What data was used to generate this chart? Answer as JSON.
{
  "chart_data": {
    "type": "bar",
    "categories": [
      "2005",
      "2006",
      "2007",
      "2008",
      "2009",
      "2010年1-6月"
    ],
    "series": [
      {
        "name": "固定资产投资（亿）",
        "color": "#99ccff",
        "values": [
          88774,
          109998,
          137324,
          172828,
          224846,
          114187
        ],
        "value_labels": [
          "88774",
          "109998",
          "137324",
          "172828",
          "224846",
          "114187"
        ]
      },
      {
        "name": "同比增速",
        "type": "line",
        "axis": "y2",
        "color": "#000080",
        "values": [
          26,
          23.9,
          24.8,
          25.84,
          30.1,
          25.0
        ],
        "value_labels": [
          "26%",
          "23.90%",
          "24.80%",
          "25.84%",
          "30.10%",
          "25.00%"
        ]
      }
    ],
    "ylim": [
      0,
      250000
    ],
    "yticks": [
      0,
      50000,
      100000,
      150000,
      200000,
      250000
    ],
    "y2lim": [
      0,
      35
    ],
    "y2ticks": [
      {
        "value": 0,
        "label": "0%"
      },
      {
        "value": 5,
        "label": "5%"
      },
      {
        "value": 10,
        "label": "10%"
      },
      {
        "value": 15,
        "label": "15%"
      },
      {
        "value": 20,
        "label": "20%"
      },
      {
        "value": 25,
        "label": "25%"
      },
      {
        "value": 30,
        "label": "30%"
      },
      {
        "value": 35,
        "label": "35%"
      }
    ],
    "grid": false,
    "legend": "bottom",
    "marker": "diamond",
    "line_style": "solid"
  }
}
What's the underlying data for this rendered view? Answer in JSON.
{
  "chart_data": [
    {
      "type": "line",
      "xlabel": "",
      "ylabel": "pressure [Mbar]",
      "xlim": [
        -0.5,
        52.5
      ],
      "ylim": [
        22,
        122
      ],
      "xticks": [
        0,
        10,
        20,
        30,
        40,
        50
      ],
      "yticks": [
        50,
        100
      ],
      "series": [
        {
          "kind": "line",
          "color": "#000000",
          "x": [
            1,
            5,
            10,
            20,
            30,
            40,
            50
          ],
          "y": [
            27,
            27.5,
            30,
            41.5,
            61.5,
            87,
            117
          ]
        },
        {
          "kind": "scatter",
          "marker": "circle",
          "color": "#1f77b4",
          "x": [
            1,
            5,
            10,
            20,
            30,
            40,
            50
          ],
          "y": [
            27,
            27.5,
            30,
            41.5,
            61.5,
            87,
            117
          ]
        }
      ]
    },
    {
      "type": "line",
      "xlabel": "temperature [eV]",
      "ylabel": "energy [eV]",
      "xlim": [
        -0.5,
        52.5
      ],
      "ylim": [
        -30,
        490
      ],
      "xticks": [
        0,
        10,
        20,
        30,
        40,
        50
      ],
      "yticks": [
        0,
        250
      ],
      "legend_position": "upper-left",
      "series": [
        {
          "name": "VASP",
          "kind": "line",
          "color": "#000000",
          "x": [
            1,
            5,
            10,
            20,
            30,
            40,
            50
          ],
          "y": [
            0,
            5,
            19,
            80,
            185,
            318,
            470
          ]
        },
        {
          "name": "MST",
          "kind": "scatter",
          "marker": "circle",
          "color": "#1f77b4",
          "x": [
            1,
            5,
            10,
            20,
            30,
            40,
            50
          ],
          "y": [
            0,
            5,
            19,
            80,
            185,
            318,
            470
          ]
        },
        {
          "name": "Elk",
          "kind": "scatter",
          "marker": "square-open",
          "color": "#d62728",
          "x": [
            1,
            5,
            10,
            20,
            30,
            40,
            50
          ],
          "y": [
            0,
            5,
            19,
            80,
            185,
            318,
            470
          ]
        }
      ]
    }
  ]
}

┄┄┄┄┄┄┄┄┄┄

> Do this:
Every line above should be printed again exactly as it stands.

> Result:
What data was used to generate this chart? Answer as JSON.
{
  "chart_data": {
    "type": "bar",
    "categories": [
      "2005",
      "2006",
      "2007",
      "2008",
      "2009",
      "2010年1-6月"
    ],
    "series": [
      {
        "name": "固定资产投资（亿）",
        "color": "#99ccff",
        "values": [
          88774,
          109998,
          137324,
          172828,
          224846,
          114187
        ],
        "value_labels": [
          "88774",
          "109998",
          "137324",
          "172828",
          "224846",
          "114187"
        ]
      },
      {
        "name": "同比增速",
        "type": "line",
        "axis": "y2",
        "color": "#000080",
        "values": [
          26,
          23.9,
          24.8,
          25.84,
          30.1,
          25.0
        ],
        "value_labels": [
          "26%",
          "23.90%",
          "24.80%",
          "25.84%",
          "30.10%",
          "25.00%"
        ]
      }
    ],
    "ylim": [
      0,
      250000
    ],
    "yticks": [
      0,
      50000,
      100000,
      150000,
      200000,
      250000
    ],
    "y2lim": [
      0,
      35
    ],
    "y2ticks": [
      {
        "value": 0,
        "label": "0%"
      },
      {
        "value": 5,
        "label": "5%"
      },
      {
        "value": 10,
        "label": "10%"
      },
      {
        "value": 15,
        "label": "15%"
      },
      {
        "value": 20,
        "label": "20%"
      },
      {
        "value": 25,
        "label": "25%"
      },
      {
        "value": 30,
        "label": "30%"
      },
      {
        "value": 35,
        "label": "35%"
      }
    ],
    "grid": false,
    "legend": "bottom",
    "marker": "diamond",
    "line_style": "solid"
  }
}
What's the underlying data for this rendered view? Answer in JSON.
{
  "chart_data": [
    {
      "type": "line",
      "xlabel": "",
      "ylabel": "pressure [Mbar]",
      "xlim": [
        -0.5,
        52.5
      ],
      "ylim": [
        22,
        122
      ],
      "xticks": [
        0,
        10,
        20,
        30,
        40,
        50
      ],
      "yticks": [
        50,
        100
      ],
      "series": [
        {
          "kind": "line",
          "color": "#000000",
          "x": [
            1,
            5,
            10,
            20,
            30,
            40,
            50
          ],
          "y": [
            27,
            27.5,
            30,
            41.5,
            61.5,
            87,
            117
          ]
        },
        {
          "kind": "scatter",
          "marker": "circle",
          "color": "#1f77b4",
          "x": [
            1,
            5,
            10,
            20,
            30,
            40,
            50
          ],
          "y": [
            27,
            27.5,
            30,
            41.5,
            61.5,
            87,
            117
          ]
        }
      ]
    },
    {
      "type": "line",
      "xlabel": "temperature [eV]",
      "ylabel": "energy [eV]",
      "xlim": [
        -0.5,
        52.5
      ],
      "ylim": [
        -30,
        490
      ],
      "xticks": [
        0,
        10,
        20,
        30,
        40,
        50
      ],
      "yticks": [
        0,
        250
      ],
      "legend_position": "upper-left",
      "series": [
        {
          "name": "VASP",
          "kind": "line",
          "color": "#000000",
          "x": [
            1,
            5,
            10,
            20,
            30,
            40,
            50
          ],
          "y": [
            0,
            5,
            19,
            80,
            185,
            318,
            470
          ]
        },
        {
          "name": "MST",
          "kind": "scatter",
          "marker": "circle",
          "color": "#1f77b4",
          "x": [
            1,
            5,
            10,
            20,
            30,
            40,
            50
          ],
          "y": [
            0,
            5,
            19,
            80,
            185,
            318,
            470
          ]
        },
        {
          "name": "Elk",
          "kind": "scatter",
          "marker": "square-open",
          "color": "#d62728",
          "x": [
            1,
            5,
            10,
            20,
            30,
            40,
            50
          ],
          "y": [
            0,
            5,
            19,
            80,
            185,
            318,
            470
          ]
        }
      ]
    }
  ]
}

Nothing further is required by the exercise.